Give back the entire listing verbatim.

»»

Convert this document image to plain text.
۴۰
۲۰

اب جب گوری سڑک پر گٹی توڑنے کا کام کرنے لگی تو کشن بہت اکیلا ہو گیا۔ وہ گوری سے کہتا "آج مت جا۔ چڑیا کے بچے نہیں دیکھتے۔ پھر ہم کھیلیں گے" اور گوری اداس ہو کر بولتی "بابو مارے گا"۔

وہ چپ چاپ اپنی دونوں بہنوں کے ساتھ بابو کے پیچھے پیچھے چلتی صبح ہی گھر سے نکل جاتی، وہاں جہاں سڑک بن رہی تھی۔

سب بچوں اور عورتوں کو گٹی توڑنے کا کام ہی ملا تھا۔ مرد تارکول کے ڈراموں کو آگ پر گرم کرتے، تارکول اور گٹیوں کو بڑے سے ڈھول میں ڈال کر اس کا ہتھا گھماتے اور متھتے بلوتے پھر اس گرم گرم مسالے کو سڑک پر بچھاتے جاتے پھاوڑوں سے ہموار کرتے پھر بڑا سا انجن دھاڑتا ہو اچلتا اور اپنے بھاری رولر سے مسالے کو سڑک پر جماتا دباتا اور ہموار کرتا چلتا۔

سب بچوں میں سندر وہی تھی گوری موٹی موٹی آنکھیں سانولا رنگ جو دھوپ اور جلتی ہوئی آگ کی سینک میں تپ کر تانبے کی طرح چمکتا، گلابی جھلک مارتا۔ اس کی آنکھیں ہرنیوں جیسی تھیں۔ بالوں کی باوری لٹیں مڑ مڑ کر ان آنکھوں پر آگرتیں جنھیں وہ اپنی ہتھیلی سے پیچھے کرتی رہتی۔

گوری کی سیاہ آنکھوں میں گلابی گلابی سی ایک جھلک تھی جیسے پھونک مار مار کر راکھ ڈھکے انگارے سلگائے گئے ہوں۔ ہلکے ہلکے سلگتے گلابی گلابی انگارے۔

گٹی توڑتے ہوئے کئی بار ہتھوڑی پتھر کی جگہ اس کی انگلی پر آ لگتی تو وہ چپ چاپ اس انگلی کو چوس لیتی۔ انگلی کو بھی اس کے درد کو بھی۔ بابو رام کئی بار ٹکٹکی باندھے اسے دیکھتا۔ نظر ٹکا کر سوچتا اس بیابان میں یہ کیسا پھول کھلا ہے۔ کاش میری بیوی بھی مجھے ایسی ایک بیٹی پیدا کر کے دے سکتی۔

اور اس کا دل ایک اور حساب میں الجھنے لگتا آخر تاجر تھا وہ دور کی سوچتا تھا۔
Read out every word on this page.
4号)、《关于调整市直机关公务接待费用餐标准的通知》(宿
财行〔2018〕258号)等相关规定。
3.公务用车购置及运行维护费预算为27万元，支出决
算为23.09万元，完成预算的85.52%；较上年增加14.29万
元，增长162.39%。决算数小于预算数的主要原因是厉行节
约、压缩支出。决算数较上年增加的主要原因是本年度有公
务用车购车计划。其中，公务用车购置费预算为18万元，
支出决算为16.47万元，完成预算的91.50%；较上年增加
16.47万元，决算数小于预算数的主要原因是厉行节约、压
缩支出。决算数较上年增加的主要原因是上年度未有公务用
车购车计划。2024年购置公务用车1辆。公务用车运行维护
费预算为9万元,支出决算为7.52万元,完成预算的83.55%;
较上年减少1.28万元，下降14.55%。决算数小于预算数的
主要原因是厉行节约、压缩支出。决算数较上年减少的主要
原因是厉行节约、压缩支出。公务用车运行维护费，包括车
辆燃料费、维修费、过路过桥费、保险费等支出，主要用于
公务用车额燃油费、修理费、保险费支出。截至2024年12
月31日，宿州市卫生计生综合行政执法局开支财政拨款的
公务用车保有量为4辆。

««

> _Solution to this task_:
Convert this document image to plain text.
۴۰
۲۰

اب جب گوری سڑک پر گٹی توڑنے کا کام کرنے لگی تو کشن بہت اکیلا ہو گیا۔ وہ گوری سے کہتا "آج مت جا۔ چڑیا کے بچے نہیں دیکھتے۔ پھر ہم کھیلیں گے" اور گوری اداس ہو کر بولتی "بابو مارے گا"۔

وہ چپ چاپ اپنی دونوں بہنوں کے ساتھ بابو کے پیچھے پیچھے چلتی صبح ہی گھر سے نکل جاتی، وہاں جہاں سڑک بن رہی تھی۔

سب بچوں اور عورتوں کو گٹی توڑنے کا کام ہی ملا تھا۔ مرد تارکول کے ڈراموں کو آگ پر گرم کرتے، تارکول اور گٹیوں کو بڑے سے ڈھول میں ڈال کر اس کا ہتھا گھماتے اور متھتے بلوتے پھر اس گرم گرم مسالے کو سڑک پر بچھاتے جاتے پھاوڑوں سے ہموار کرتے پھر بڑا سا انجن دھاڑتا ہو اچلتا اور اپنے بھاری رولر سے مسالے کو سڑک پر جماتا دباتا اور ہموار کرتا چلتا۔

سب بچوں میں سندر وہی تھی گوری موٹی موٹی آنکھیں سانولا رنگ جو دھوپ اور جلتی ہوئی آگ کی سینک میں تپ کر تانبے کی طرح چمکتا، گلابی جھلک مارتا۔ اس کی آنکھیں ہرنیوں جیسی تھیں۔ بالوں کی باوری لٹیں مڑ مڑ کر ان آنکھوں پر آگرتیں جنھیں وہ اپنی ہتھیلی سے پیچھے کرتی رہتی۔

گوری کی سیاہ آنکھوں میں گلابی گلابی سی ایک جھلک تھی جیسے پھونک مار مار کر راکھ ڈھکے انگارے سلگائے گئے ہوں۔ ہلکے ہلکے سلگتے گلابی گلابی انگارے۔

گٹی توڑتے ہوئے کئی بار ہتھوڑی پتھر کی جگہ اس کی انگلی پر آ لگتی تو وہ چپ چاپ اس انگلی کو چوس لیتی۔ انگلی کو بھی اس کے درد کو بھی۔ بابو رام کئی بار ٹکٹکی باندھے اسے دیکھتا۔ نظر ٹکا کر سوچتا اس بیابان میں یہ کیسا پھول کھلا ہے۔ کاش میری بیوی بھی مجھے ایسی ایک بیٹی پیدا کر کے دے سکتی۔

اور اس کا دل ایک اور حساب میں الجھنے لگتا آخر تاجر تھا وہ دور کی سوچتا تھا۔
Read out every word on this page.
4号)、《关于调整市直机关公务接待费用餐标准的通知》(宿
财行〔2018〕258号)等相关规定。
3.公务用车购置及运行维护费预算为27万元，支出决
算为23.09万元，完成预算的85.52%；较上年增加14.29万
元，增长162.39%。决算数小于预算数的主要原因是厉行节
约、压缩支出。决算数较上年增加的主要原因是本年度有公
务用车购车计划。其中，公务用车购置费预算为18万元，
支出决算为16.47万元，完成预算的91.50%；较上年增加
16.47万元，决算数小于预算数的主要原因是厉行节约、压
缩支出。决算数较上年增加的主要原因是上年度未有公务用
车购车计划。2024年购置公务用车1辆。公务用车运行维护
费预算为9万元,支出决算为7.52万元,完成预算的83.55%;
较上年减少1.28万元，下降14.55%。决算数小于预算数的
主要原因是厉行节约、压缩支出。决算数较上年减少的主要
原因是厉行节约、压缩支出。公务用车运行维护费，包括车
辆燃料费、维修费、过路过桥费、保险费等支出，主要用于
公务用车额燃油费、修理费、保险费支出。截至2024年12
月31日，宿州市卫生计生综合行政执法局开支财政拨款的
公务用车保有量为4辆。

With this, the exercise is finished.